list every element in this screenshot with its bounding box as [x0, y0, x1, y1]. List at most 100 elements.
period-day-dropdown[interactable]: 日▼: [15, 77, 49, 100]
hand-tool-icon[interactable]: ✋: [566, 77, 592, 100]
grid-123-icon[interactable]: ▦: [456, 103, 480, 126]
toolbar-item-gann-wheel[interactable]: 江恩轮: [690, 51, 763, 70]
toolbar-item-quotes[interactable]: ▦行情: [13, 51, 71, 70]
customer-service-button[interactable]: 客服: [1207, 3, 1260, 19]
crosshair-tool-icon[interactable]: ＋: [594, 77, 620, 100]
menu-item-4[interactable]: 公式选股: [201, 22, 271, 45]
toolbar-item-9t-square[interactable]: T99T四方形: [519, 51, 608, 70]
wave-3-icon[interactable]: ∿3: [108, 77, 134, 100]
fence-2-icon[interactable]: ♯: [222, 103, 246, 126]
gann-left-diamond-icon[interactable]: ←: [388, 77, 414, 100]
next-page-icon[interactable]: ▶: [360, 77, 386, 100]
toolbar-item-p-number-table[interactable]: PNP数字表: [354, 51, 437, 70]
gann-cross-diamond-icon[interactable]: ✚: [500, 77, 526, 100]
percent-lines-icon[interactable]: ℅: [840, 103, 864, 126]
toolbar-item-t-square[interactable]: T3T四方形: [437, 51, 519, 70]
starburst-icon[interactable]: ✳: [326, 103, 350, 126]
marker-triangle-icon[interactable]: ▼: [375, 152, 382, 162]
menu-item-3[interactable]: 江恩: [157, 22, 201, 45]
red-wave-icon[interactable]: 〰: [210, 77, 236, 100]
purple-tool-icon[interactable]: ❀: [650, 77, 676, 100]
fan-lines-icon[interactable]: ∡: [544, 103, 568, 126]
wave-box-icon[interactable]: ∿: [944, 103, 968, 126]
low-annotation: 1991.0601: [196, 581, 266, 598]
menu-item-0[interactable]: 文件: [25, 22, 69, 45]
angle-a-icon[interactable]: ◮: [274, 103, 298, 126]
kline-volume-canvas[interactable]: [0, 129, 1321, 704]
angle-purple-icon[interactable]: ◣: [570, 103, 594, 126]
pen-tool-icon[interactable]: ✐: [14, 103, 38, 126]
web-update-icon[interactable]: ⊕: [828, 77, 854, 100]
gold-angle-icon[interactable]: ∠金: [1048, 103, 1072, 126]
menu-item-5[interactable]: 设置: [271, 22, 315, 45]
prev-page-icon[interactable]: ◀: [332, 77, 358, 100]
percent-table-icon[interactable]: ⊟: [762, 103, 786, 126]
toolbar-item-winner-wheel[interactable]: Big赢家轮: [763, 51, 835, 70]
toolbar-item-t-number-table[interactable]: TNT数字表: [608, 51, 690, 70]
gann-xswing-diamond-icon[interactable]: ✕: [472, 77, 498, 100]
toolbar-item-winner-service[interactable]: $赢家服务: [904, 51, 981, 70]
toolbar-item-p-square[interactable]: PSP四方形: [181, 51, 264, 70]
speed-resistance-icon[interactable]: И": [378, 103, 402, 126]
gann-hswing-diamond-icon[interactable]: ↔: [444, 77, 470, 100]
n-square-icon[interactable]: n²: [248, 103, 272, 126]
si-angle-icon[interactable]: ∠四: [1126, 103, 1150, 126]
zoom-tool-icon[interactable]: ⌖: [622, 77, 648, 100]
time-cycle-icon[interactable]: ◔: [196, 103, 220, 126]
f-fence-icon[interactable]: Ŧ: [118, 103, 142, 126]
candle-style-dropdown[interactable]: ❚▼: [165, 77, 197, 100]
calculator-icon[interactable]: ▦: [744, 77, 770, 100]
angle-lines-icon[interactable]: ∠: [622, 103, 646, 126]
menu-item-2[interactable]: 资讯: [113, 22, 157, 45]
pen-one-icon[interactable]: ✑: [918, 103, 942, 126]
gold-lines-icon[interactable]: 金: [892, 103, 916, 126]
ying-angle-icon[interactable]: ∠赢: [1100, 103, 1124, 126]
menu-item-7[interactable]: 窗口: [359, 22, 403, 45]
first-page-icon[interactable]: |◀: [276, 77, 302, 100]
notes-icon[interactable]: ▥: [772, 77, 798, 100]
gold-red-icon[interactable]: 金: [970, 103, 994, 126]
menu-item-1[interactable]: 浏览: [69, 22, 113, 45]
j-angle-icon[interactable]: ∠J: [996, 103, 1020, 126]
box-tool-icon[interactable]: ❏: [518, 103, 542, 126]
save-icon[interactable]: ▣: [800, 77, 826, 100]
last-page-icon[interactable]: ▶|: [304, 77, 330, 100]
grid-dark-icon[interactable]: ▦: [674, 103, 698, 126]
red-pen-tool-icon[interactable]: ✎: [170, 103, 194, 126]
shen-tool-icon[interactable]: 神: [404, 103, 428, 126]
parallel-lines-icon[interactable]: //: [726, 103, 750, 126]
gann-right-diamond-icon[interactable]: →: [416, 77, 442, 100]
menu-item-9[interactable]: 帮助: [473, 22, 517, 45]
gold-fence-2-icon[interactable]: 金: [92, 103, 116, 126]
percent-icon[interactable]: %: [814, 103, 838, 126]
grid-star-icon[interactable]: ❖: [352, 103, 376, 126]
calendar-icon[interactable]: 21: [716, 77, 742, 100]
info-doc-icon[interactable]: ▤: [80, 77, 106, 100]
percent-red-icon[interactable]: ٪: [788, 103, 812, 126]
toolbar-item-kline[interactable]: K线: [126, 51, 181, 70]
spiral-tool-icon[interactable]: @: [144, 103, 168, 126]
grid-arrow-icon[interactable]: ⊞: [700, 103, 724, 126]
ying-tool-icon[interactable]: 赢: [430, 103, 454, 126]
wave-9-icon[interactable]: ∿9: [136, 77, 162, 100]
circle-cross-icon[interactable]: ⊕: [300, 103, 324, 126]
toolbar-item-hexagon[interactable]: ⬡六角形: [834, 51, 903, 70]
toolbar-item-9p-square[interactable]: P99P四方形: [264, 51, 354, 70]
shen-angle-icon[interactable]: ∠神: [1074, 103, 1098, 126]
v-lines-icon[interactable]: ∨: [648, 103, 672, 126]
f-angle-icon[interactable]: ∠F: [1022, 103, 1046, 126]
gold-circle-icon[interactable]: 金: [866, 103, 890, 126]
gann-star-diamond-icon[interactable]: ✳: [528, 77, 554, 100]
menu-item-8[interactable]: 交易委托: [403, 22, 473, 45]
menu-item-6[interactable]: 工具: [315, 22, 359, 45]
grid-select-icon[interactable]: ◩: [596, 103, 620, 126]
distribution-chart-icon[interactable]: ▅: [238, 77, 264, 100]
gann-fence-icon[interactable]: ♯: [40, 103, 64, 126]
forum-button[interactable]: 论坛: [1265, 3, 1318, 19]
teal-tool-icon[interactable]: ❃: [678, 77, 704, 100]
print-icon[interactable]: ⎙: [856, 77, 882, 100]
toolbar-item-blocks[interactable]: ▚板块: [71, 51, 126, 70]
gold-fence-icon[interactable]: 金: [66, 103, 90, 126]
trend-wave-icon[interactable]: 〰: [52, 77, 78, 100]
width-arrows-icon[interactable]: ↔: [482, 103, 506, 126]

§ §

Work instructions: Can you reproduce the listing above word for word, from its first line through the line containing "angle-purple-icon[interactable]: ◣: [570, 103, 594, 126]", both included?

Answer for the task:
list every element in this screenshot with its bounding box as [x0, y0, x1, y1]. List at most 100 elements.
period-day-dropdown[interactable]: 日▼: [15, 77, 49, 100]
hand-tool-icon[interactable]: ✋: [566, 77, 592, 100]
grid-123-icon[interactable]: ▦: [456, 103, 480, 126]
toolbar-item-gann-wheel[interactable]: 江恩轮: [690, 51, 763, 70]
toolbar-item-quotes[interactable]: ▦行情: [13, 51, 71, 70]
customer-service-button[interactable]: 客服: [1207, 3, 1260, 19]
crosshair-tool-icon[interactable]: ＋: [594, 77, 620, 100]
menu-item-4[interactable]: 公式选股: [201, 22, 271, 45]
toolbar-item-9t-square[interactable]: T99T四方形: [519, 51, 608, 70]
wave-3-icon[interactable]: ∿3: [108, 77, 134, 100]
fence-2-icon[interactable]: ♯: [222, 103, 246, 126]
gann-left-diamond-icon[interactable]: ←: [388, 77, 414, 100]
next-page-icon[interactable]: ▶: [360, 77, 386, 100]
toolbar-item-p-number-table[interactable]: PNP数字表: [354, 51, 437, 70]
gann-cross-diamond-icon[interactable]: ✚: [500, 77, 526, 100]
percent-lines-icon[interactable]: ℅: [840, 103, 864, 126]
toolbar-item-t-square[interactable]: T3T四方形: [437, 51, 519, 70]
starburst-icon[interactable]: ✳: [326, 103, 350, 126]
marker-triangle-icon[interactable]: ▼: [375, 152, 382, 162]
menu-item-3[interactable]: 江恩: [157, 22, 201, 45]
red-wave-icon[interactable]: 〰: [210, 77, 236, 100]
purple-tool-icon[interactable]: ❀: [650, 77, 676, 100]
fan-lines-icon[interactable]: ∡: [544, 103, 568, 126]
wave-box-icon[interactable]: ∿: [944, 103, 968, 126]
low-annotation: 1991.0601: [196, 581, 266, 598]
menu-item-0[interactable]: 文件: [25, 22, 69, 45]
angle-a-icon[interactable]: ◮: [274, 103, 298, 126]
kline-volume-canvas[interactable]: [0, 129, 1321, 704]
angle-purple-icon[interactable]: ◣: [570, 103, 594, 126]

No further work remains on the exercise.